• [Passage shown]:
"""

Yesterday we told you about VoIP provider magicJack's intention to offer a femtocell that, they claimed, would work with any GSM cellphone - even those without service - but at the time we didn't know exactly how the system worked. Unfortunately, now that details have emerged we're not entirely convinced it's the greatest of ideas, either from a legal or a functional perspective. It turns out the new magicJack uses, without being granted permission from the carriers who have licensed it, cellphone radio frequencies to connect GSM phones to a personal cellular base-station.
As with the original magicJack, the adapter plugs into a broadband-enabled computer. Users must first move their phone within eight feet of the magicJack femto, which will then place a call to the handset. After punching in a code, both are connected and - as long as you stay within range, roughly sufficient to cover a 3,000 square foot home - all calls are routed over the magicJack's VoIP connection.

"""

• [Directions for this task]: Write what comes next in the piece about the magicJack femtocell, picking up right after its last sentence.

• [Extracted information]:
"""

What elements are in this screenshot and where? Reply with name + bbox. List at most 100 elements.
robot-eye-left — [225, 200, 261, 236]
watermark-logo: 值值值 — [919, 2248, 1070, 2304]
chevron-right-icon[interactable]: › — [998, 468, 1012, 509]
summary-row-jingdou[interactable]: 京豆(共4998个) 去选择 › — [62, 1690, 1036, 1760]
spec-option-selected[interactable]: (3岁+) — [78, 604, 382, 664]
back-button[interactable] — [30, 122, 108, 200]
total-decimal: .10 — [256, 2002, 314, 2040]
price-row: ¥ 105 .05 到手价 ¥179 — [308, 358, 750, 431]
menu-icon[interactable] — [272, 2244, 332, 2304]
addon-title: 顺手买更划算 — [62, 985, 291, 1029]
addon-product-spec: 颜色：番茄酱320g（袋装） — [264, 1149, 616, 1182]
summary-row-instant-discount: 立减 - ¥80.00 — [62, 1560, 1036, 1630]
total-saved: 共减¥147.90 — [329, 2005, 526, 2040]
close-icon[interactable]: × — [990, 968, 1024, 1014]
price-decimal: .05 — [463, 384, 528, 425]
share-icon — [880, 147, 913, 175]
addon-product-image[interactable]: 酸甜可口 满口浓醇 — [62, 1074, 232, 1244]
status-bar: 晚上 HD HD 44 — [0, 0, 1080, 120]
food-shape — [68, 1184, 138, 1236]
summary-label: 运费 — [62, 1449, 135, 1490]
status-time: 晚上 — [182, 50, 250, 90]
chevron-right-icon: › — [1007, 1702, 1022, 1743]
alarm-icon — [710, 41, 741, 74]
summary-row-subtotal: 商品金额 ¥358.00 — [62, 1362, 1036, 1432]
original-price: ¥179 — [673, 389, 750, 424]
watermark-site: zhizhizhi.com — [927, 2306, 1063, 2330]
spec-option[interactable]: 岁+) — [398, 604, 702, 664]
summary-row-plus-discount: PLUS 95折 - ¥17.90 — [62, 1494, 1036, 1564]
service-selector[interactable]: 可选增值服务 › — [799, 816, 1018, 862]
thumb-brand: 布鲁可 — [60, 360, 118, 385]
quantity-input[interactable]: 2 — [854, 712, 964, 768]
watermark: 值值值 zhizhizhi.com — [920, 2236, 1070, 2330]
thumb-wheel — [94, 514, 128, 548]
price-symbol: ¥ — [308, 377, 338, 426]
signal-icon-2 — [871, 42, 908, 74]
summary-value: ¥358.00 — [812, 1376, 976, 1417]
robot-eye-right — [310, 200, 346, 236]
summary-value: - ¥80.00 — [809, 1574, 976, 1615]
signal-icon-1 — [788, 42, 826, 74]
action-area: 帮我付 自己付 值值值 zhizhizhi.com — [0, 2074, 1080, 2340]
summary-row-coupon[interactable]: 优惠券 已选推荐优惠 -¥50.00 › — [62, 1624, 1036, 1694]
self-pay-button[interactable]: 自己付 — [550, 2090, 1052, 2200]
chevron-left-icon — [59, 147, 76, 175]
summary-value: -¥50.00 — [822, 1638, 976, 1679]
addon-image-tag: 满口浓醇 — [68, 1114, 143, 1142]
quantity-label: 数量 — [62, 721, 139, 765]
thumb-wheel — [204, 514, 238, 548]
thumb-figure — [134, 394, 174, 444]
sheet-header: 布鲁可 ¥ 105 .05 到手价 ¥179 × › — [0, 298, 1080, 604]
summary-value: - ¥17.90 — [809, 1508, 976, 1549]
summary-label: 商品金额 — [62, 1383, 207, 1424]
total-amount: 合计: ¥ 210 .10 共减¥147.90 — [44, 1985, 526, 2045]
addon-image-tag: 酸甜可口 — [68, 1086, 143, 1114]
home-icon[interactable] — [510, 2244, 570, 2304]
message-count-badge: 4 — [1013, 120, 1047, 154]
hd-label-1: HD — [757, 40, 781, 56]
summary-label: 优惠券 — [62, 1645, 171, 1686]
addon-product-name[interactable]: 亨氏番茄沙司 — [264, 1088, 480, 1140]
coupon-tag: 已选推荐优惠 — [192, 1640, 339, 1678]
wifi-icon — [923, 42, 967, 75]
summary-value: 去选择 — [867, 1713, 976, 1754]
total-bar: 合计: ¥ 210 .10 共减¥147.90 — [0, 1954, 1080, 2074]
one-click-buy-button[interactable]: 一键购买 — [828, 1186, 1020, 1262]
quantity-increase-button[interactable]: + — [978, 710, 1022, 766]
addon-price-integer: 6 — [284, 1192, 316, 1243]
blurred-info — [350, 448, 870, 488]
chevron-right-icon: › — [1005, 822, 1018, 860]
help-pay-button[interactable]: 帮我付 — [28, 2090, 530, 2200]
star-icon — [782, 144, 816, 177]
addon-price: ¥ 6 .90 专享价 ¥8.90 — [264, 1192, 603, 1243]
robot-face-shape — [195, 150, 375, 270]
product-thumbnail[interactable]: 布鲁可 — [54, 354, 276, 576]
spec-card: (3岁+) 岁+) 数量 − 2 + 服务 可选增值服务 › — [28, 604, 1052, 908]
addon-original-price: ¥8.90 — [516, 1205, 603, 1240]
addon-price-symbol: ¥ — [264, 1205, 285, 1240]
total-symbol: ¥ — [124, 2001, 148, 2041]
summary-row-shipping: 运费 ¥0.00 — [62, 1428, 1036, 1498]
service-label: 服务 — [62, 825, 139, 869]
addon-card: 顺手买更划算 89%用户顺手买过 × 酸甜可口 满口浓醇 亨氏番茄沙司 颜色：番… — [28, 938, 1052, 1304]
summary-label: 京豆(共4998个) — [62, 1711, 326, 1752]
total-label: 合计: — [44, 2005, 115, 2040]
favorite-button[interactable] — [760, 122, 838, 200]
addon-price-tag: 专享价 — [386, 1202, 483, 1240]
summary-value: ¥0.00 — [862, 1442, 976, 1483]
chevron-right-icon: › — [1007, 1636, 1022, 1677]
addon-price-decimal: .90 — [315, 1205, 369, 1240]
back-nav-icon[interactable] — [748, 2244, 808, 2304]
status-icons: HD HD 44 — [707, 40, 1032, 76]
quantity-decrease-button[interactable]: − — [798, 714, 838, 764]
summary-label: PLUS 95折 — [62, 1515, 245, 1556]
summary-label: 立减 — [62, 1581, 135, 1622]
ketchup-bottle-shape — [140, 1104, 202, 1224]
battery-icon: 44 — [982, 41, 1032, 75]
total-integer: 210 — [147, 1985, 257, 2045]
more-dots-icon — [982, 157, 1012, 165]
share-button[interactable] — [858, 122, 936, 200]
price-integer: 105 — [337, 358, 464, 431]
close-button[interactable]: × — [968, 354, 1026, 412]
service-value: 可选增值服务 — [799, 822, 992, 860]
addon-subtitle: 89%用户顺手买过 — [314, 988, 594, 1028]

"""

• [Answer to this exercise]:
The CEO of magicJack parent company YMax, Dan Borislow, reckons that the new femtocell occupies a legal black hole since carriers' wireless spectrum licenses don't extend into the home. Testing at CES apparently showed that the new system worked with a handset from T-Mobile, and indeed any GSM handset should suffice. magicJack plan to sell the femtocell for $40, which includes free calls to the US and Canada for a year.
AT&T, T-Mobile and the FCC, meanwhile, are looking into the legality of the system, and had no immediate comment.